▶ [Extract provided]:
* Begin *
Metaxy + Dagster-Slurm for Efficient Multimodal Pipelines

Feb 22, 2026·
Dr. Georg Heiler
Dr. Georg Heiler
Daniel Gafni
Daniel Gafni
Hernan Picatto
Hernan Picatto
· 5 min read
blog

At ASCII (Supply Chain Intelligence Institute Austria), we process large-scale web crawls and extract structured knowledge from messy data. For us, fast iteration is essential: researchers need to test and compare extraction approaches quickly.

We had been using Spark, but it became a bottleneck for fast experimentation because of:

  • its complexity
  • a processing model that is not well aligned with AI workloads
  • missing sample-level versioning and field-level change semantics

Metaxy connects orchestrators such as Dagster (table/asset-level control) with low-level engines such as Ray, so we process exactly the samples that need work at each step, and no more.

This led us to build a new stack around:

  • Metaxy for sample-level and field-level incremental versioning
  • Ray for easy scalability

For a research institute, cloud GPU compute is often expensive. Luckily, we also have access to fairly affordable EU-sovereign HPC AI systems such as MUSICA. We built dagster-slurm to get a clean control plane and observability across local, cloud, and Slurm execution.

Introducing Metaxy

Why Metaxy (visual intuition)

In multimodal pipelines, one upstream change should only affect the downstream fields that actually depend on that change. Imagine a pipeline that branches after a video-processing step:

Pipeline branches where naive recomputation is wasteful

Consider a simple change: a new crop resolution in one video stage. After a fan-out, multiple downstream branches depend on that object’s lineage.

Topology matters for lineage.

Some branches depend on frames, others only on audio-derived artifacts.

Without field-aware versioning, the orchestration layer often marks the whole downstream region as stale. That triggers expensive recomputation for branches that are technically unaffected by the change, including model inference and embedding jobs that do not consume the updated field at all. The challenge is therefore not only graph topology; it is field-level dependency tracking within each sample.
* End *
▶ [Data provided]:
* Begin *
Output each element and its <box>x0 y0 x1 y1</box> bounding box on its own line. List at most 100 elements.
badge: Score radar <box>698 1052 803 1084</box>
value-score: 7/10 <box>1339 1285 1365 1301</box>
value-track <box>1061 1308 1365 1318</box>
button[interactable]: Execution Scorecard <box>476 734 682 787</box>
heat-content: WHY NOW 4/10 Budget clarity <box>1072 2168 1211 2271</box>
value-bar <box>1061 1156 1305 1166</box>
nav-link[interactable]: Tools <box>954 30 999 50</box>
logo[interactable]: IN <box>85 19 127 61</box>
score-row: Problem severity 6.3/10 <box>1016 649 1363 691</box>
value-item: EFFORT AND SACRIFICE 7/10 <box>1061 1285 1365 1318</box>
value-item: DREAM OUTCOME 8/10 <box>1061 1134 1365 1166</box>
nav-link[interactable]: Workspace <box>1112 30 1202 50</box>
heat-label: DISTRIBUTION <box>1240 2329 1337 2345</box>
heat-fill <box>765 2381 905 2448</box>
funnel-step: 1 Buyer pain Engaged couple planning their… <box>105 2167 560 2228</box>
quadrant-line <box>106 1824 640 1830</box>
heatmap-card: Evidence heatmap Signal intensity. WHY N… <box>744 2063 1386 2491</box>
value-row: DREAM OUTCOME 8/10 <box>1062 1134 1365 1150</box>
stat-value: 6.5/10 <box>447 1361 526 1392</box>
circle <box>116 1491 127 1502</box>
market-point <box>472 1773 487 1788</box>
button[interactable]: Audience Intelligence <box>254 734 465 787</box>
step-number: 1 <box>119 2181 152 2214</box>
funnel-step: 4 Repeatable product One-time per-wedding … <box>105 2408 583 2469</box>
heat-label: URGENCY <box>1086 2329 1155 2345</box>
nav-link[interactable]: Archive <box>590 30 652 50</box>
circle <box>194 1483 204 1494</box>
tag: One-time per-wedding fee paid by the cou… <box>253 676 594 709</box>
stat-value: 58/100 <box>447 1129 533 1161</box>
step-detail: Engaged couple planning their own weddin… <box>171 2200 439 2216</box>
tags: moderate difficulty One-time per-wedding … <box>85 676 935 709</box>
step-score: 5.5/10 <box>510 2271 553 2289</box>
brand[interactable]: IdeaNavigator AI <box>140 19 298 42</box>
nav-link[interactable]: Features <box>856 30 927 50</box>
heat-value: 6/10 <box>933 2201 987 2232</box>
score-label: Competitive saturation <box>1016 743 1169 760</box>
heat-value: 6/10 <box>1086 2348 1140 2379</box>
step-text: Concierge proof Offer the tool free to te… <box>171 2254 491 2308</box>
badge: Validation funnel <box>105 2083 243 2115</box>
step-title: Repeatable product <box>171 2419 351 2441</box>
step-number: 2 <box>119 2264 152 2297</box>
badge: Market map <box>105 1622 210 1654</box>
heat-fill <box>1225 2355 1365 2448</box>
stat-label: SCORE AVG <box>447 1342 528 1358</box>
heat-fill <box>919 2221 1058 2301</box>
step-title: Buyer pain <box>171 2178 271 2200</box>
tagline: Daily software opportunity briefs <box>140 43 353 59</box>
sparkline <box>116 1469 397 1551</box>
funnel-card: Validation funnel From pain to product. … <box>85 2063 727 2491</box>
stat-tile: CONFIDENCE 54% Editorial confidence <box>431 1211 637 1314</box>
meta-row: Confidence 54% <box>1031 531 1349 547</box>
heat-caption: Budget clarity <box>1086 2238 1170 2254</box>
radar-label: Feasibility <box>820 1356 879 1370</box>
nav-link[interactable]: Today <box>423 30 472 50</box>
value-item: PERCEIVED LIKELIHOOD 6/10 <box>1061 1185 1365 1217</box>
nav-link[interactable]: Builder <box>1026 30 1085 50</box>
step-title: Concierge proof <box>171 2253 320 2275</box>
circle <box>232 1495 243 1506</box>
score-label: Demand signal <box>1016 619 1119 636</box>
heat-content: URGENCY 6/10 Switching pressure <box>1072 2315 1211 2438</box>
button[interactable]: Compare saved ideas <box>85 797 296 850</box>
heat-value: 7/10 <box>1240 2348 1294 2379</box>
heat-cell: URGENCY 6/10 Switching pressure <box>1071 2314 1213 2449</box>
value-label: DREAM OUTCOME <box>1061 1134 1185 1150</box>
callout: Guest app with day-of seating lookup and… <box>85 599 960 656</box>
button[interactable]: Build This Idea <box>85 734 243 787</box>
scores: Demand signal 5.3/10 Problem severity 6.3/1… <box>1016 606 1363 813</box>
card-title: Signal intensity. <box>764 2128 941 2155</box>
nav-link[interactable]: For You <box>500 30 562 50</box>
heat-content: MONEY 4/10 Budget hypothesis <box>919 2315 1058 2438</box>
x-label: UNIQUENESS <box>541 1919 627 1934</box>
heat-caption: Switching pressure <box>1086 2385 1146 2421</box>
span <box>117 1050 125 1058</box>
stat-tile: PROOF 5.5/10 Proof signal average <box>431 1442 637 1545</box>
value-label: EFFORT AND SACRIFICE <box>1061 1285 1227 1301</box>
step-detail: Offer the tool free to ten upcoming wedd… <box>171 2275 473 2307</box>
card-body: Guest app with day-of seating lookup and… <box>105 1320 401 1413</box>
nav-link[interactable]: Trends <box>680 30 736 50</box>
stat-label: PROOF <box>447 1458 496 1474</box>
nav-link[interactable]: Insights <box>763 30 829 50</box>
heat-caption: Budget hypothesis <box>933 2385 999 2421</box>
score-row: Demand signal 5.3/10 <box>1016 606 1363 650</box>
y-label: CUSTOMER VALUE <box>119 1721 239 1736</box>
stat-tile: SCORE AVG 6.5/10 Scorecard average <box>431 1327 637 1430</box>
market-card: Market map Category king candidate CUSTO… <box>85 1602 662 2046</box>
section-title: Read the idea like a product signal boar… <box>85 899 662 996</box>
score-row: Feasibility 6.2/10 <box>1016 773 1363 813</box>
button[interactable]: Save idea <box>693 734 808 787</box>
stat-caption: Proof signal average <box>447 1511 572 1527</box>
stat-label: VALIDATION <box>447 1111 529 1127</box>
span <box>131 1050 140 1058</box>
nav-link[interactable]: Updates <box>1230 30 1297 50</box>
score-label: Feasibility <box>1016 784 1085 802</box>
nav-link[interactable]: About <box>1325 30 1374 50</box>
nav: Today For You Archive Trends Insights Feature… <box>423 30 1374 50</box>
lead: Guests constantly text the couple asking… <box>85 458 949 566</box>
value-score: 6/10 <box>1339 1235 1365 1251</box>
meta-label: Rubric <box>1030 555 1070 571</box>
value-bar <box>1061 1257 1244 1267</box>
* End *
* Begin *
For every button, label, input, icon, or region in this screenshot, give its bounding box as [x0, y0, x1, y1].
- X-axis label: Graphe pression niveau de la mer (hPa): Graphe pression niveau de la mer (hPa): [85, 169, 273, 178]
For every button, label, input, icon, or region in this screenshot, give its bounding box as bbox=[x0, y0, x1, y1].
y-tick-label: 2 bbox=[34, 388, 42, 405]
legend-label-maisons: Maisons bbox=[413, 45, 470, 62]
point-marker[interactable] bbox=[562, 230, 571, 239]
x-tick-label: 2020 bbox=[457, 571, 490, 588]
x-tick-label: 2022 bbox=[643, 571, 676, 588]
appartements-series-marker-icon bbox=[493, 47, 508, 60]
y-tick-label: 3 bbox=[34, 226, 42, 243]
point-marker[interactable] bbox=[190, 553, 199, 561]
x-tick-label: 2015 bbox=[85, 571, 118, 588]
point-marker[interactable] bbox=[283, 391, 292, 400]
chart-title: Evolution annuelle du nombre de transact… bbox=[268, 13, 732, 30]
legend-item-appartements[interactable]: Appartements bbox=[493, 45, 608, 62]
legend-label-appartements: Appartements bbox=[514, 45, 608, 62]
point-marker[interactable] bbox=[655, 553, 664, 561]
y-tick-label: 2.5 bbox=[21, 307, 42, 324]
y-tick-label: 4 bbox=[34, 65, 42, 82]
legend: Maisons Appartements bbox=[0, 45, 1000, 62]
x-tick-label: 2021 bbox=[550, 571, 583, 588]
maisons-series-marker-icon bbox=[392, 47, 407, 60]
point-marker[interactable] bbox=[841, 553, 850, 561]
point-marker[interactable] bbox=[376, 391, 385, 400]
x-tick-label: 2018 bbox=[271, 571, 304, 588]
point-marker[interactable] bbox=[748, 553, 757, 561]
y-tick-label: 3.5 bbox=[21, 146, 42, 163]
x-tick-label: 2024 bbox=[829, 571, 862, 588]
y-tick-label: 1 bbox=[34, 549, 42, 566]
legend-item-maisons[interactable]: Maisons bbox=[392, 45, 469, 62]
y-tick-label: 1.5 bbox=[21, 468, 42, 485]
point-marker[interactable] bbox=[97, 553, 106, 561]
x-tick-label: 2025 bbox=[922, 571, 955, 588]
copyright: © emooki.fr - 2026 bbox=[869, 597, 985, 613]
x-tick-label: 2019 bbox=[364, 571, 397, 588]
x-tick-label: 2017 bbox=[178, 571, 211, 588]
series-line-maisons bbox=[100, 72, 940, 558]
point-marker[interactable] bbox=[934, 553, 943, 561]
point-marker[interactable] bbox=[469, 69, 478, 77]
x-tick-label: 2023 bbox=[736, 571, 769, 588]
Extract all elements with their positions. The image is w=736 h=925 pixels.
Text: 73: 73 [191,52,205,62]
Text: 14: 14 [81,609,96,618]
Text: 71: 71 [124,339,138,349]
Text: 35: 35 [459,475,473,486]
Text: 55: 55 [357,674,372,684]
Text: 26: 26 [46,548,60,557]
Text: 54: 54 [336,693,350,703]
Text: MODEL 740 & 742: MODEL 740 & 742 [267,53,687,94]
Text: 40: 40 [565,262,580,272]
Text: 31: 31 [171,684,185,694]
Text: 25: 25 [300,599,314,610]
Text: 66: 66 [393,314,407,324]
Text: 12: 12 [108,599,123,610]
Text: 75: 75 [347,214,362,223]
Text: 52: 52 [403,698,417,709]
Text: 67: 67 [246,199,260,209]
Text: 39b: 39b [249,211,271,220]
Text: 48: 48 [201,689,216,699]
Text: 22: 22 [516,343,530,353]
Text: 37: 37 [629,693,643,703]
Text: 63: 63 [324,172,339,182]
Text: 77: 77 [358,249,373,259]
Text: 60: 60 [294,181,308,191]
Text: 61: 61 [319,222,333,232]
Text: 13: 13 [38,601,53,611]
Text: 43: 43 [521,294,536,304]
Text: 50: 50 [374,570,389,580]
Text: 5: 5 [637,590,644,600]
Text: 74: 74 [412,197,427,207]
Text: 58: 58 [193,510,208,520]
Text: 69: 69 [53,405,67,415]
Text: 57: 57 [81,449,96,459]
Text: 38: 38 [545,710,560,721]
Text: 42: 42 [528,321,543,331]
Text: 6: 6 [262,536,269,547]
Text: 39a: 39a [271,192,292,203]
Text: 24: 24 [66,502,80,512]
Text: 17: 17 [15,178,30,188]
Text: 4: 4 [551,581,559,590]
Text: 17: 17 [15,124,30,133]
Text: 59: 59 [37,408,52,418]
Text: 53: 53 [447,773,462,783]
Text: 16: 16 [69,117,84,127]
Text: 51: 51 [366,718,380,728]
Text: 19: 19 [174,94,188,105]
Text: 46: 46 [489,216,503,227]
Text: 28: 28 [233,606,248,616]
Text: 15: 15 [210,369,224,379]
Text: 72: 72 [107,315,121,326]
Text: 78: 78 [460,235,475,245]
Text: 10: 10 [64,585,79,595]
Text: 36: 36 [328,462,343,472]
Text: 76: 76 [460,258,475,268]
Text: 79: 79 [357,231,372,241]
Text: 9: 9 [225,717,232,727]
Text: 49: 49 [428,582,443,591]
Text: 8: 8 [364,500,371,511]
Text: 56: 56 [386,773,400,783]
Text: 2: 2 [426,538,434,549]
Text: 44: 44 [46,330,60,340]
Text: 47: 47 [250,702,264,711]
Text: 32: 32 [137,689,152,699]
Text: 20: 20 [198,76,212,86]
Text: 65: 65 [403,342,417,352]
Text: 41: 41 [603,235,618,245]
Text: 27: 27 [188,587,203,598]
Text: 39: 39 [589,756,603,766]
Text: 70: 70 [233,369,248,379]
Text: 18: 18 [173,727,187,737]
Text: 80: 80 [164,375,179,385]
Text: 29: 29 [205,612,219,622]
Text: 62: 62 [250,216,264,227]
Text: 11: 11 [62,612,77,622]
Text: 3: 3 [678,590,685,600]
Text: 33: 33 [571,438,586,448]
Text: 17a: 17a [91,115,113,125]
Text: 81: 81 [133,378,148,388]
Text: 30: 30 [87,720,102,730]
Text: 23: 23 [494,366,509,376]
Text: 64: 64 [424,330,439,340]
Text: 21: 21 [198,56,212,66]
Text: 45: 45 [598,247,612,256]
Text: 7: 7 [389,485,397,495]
* End *
* Begin *
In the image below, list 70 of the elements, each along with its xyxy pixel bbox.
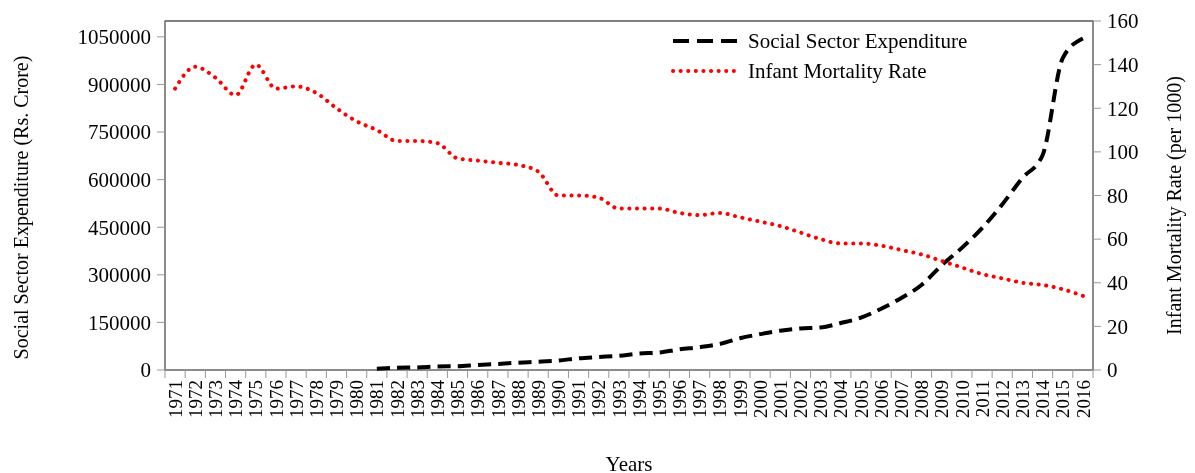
* End *
▶ [Jobs]:
A: Translate this sentence from the blog post on Metaxy and Dagster-Slurm into Spanish: "Some branches depend on frames, others only on audio-derived artifacts."
B: From the blog post on Metaxy and Dagster-Slurm, extract the passage from "For a research" up to and including "that object’s lineage.".
The rows stand apart from the blog post and are separate material.

▶ [Answers to the exercises]:
A: Algunas ramas dependen de los fotogramas; otras, solo de artefactos derivados del audio.

B:
For a research institute, cloud GPU compute is often expensive. Luckily, we also have access to fairly affordable EU-sovereign HPC AI systems such as MUSICA. We built dagster-slurm to get a clean control plane and observability across local, cloud, and Slurm execution.

Introducing Metaxy

Why Metaxy (visual intuition)

In multimodal pipelines, one upstream change should only affect the downstream fields that actually depend on that change. Imagine a pipeline that branches after a video-processing step:

Pipeline branches where naive recomputation is wasteful

Consider a simple change: a new crop resolution in one video stage. After a fan-out, multiple downstream branches depend on that object’s lineage.